__Data rows__
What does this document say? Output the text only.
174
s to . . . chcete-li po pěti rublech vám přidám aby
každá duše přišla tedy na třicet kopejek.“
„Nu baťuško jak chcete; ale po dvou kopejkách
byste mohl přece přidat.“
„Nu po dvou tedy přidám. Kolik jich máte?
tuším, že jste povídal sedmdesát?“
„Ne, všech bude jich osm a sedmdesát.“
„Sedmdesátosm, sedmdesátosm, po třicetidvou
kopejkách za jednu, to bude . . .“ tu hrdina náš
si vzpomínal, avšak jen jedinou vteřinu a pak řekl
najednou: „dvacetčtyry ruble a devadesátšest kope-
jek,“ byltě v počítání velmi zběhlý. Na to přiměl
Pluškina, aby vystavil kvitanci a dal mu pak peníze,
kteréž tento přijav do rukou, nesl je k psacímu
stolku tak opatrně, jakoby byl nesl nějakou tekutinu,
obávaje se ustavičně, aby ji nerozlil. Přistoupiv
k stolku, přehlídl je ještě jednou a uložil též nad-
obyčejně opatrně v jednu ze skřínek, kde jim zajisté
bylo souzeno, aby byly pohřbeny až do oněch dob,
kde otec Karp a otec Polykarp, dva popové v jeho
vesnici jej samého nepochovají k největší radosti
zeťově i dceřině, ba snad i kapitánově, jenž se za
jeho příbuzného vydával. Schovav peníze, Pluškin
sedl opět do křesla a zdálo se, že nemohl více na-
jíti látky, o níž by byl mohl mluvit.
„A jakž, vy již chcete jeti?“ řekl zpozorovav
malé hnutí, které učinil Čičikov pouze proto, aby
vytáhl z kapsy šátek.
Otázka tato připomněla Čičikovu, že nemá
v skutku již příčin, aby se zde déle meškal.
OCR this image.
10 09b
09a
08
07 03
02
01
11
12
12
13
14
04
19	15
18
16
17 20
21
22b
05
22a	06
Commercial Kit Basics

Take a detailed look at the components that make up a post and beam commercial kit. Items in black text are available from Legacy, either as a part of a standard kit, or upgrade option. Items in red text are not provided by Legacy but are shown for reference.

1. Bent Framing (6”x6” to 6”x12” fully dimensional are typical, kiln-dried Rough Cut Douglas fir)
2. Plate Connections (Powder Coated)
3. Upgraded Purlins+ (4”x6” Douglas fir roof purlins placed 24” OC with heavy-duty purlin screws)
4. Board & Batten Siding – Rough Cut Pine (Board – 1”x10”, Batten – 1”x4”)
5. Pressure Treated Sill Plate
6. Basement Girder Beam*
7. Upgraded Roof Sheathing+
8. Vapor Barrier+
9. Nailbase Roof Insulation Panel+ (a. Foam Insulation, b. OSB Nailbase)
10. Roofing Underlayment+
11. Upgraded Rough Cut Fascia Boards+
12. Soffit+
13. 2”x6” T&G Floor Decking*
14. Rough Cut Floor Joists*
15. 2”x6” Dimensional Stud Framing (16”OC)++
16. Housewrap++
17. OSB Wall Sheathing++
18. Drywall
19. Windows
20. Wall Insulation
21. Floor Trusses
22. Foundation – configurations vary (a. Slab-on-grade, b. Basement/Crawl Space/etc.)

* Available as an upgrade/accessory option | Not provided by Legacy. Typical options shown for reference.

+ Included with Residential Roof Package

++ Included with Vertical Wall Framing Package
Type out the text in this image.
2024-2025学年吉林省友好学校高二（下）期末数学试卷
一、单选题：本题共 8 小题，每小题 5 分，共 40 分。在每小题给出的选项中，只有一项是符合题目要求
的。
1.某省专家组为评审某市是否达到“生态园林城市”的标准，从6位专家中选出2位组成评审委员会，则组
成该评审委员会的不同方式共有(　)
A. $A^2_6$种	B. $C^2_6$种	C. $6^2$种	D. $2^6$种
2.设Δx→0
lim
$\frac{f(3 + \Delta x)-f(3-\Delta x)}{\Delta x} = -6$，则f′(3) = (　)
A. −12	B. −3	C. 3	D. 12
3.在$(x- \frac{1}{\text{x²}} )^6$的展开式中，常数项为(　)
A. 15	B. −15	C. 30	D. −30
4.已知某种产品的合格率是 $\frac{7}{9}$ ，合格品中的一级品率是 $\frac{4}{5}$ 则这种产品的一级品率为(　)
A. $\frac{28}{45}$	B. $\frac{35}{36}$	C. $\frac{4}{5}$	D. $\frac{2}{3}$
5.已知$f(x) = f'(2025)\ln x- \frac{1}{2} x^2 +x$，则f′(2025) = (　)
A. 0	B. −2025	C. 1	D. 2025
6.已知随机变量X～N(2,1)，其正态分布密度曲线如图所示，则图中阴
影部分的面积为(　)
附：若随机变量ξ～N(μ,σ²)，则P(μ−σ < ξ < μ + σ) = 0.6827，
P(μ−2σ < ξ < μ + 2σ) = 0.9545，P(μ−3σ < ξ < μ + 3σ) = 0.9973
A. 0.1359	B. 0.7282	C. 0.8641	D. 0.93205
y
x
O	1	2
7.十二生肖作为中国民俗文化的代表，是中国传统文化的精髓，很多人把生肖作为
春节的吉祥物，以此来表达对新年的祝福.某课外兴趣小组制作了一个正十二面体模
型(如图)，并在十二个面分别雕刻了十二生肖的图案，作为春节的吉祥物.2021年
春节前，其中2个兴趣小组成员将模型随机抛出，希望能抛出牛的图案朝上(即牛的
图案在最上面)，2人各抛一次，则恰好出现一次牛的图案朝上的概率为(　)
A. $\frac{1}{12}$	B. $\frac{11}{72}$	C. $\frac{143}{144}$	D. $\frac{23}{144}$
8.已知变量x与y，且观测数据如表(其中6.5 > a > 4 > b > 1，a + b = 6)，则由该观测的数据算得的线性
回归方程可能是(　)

__Work to do__
Produce an exact copy of every entry above.

__The completed task__
What does this document say? Output the text only.
174
s to . . . chcete-li po pěti rublech vám přidám aby
každá duše přišla tedy na třicet kopejek.“
„Nu baťuško jak chcete; ale po dvou kopejkách
byste mohl přece přidat.“
„Nu po dvou tedy přidám. Kolik jich máte?
tuším, že jste povídal sedmdesát?“
„Ne, všech bude jich osm a sedmdesát.“
„Sedmdesátosm, sedmdesátosm, po třicetidvou
kopejkách za jednu, to bude . . .“ tu hrdina náš
si vzpomínal, avšak jen jedinou vteřinu a pak řekl
najednou: „dvacetčtyry ruble a devadesátšest kope-
jek,“ byltě v počítání velmi zběhlý. Na to přiměl
Pluškina, aby vystavil kvitanci a dal mu pak peníze,
kteréž tento přijav do rukou, nesl je k psacímu
stolku tak opatrně, jakoby byl nesl nějakou tekutinu,
obávaje se ustavičně, aby ji nerozlil. Přistoupiv
k stolku, přehlídl je ještě jednou a uložil též nad-
obyčejně opatrně v jednu ze skřínek, kde jim zajisté
bylo souzeno, aby byly pohřbeny až do oněch dob,
kde otec Karp a otec Polykarp, dva popové v jeho
vesnici jej samého nepochovají k největší radosti
zeťově i dceřině, ba snad i kapitánově, jenž se za
jeho příbuzného vydával. Schovav peníze, Pluškin
sedl opět do křesla a zdálo se, že nemohl více na-
jíti látky, o níž by byl mohl mluvit.
„A jakž, vy již chcete jeti?“ řekl zpozorovav
malé hnutí, které učinil Čičikov pouze proto, aby
vytáhl z kapsy šátek.
Otázka tato připomněla Čičikovu, že nemá
v skutku již příčin, aby se zde déle meškal.
OCR this image.
10 09b
09a
08
07 03
02
01
11
12
12
13
14
04
19	15
18
16
17 20
21
22b
05
22a	06
Commercial Kit Basics

Take a detailed look at the components that make up a post and beam commercial kit. Items in black text are available from Legacy, either as a part of a standard kit, or upgrade option. Items in red text are not provided by Legacy but are shown for reference.

1. Bent Framing (6”x6” to 6”x12” fully dimensional are typical, kiln-dried Rough Cut Douglas fir)
2. Plate Connections (Powder Coated)
3. Upgraded Purlins+ (4”x6” Douglas fir roof purlins placed 24” OC with heavy-duty purlin screws)
4. Board & Batten Siding – Rough Cut Pine (Board – 1”x10”, Batten – 1”x4”)
5. Pressure Treated Sill Plate
6. Basement Girder Beam*
7. Upgraded Roof Sheathing+
8. Vapor Barrier+
9. Nailbase Roof Insulation Panel+ (a. Foam Insulation, b. OSB Nailbase)
10. Roofing Underlayment+
11. Upgraded Rough Cut Fascia Boards+
12. Soffit+
13. 2”x6” T&G Floor Decking*
14. Rough Cut Floor Joists*
15. 2”x6” Dimensional Stud Framing (16”OC)++
16. Housewrap++
17. OSB Wall Sheathing++
18. Drywall
19. Windows
20. Wall Insulation
21. Floor Trusses
22. Foundation – configurations vary (a. Slab-on-grade, b. Basement/Crawl Space/etc.)

* Available as an upgrade/accessory option | Not provided by Legacy. Typical options shown for reference.

+ Included with Residential Roof Package

++ Included with Vertical Wall Framing Package
Type out the text in this image.
2024-2025学年吉林省友好学校高二（下）期末数学试卷
一、单选题：本题共 8 小题，每小题 5 分，共 40 分。在每小题给出的选项中，只有一项是符合题目要求
的。
1.某省专家组为评审某市是否达到“生态园林城市”的标准，从6位专家中选出2位组成评审委员会，则组
成该评审委员会的不同方式共有(　)
A. $A^2_6$种	B. $C^2_6$种	C. $6^2$种	D. $2^6$种
2.设Δx→0
lim
$\frac{f(3 + \Delta x)-f(3-\Delta x)}{\Delta x} = -6$，则f′(3) = (　)
A. −12	B. −3	C. 3	D. 12
3.在$(x- \frac{1}{\text{x²}} )^6$的展开式中，常数项为(　)
A. 15	B. −15	C. 30	D. −30
4.已知某种产品的合格率是 $\frac{7}{9}$ ，合格品中的一级品率是 $\frac{4}{5}$ 则这种产品的一级品率为(　)
A. $\frac{28}{45}$	B. $\frac{35}{36}$	C. $\frac{4}{5}$	D. $\frac{2}{3}$
5.已知$f(x) = f'(2025)\ln x- \frac{1}{2} x^2 +x$，则f′(2025) = (　)
A. 0	B. −2025	C. 1	D. 2025
6.已知随机变量X～N(2,1)，其正态分布密度曲线如图所示，则图中阴
影部分的面积为(　)
附：若随机变量ξ～N(μ,σ²)，则P(μ−σ < ξ < μ + σ) = 0.6827，
P(μ−2σ < ξ < μ + 2σ) = 0.9545，P(μ−3σ < ξ < μ + 3σ) = 0.9973
A. 0.1359	B. 0.7282	C. 0.8641	D. 0.93205
y
x
O	1	2
7.十二生肖作为中国民俗文化的代表，是中国传统文化的精髓，很多人把生肖作为
春节的吉祥物，以此来表达对新年的祝福.某课外兴趣小组制作了一个正十二面体模
型(如图)，并在十二个面分别雕刻了十二生肖的图案，作为春节的吉祥物.2021年
春节前，其中2个兴趣小组成员将模型随机抛出，希望能抛出牛的图案朝上(即牛的
图案在最上面)，2人各抛一次，则恰好出现一次牛的图案朝上的概率为(　)
A. $\frac{1}{12}$	B. $\frac{11}{72}$	C. $\frac{143}{144}$	D. $\frac{23}{144}$
8.已知变量x与y，且观测数据如表(其中6.5 > a > 4 > b > 1，a + b = 6)，则由该观测的数据算得的线性
回归方程可能是(　)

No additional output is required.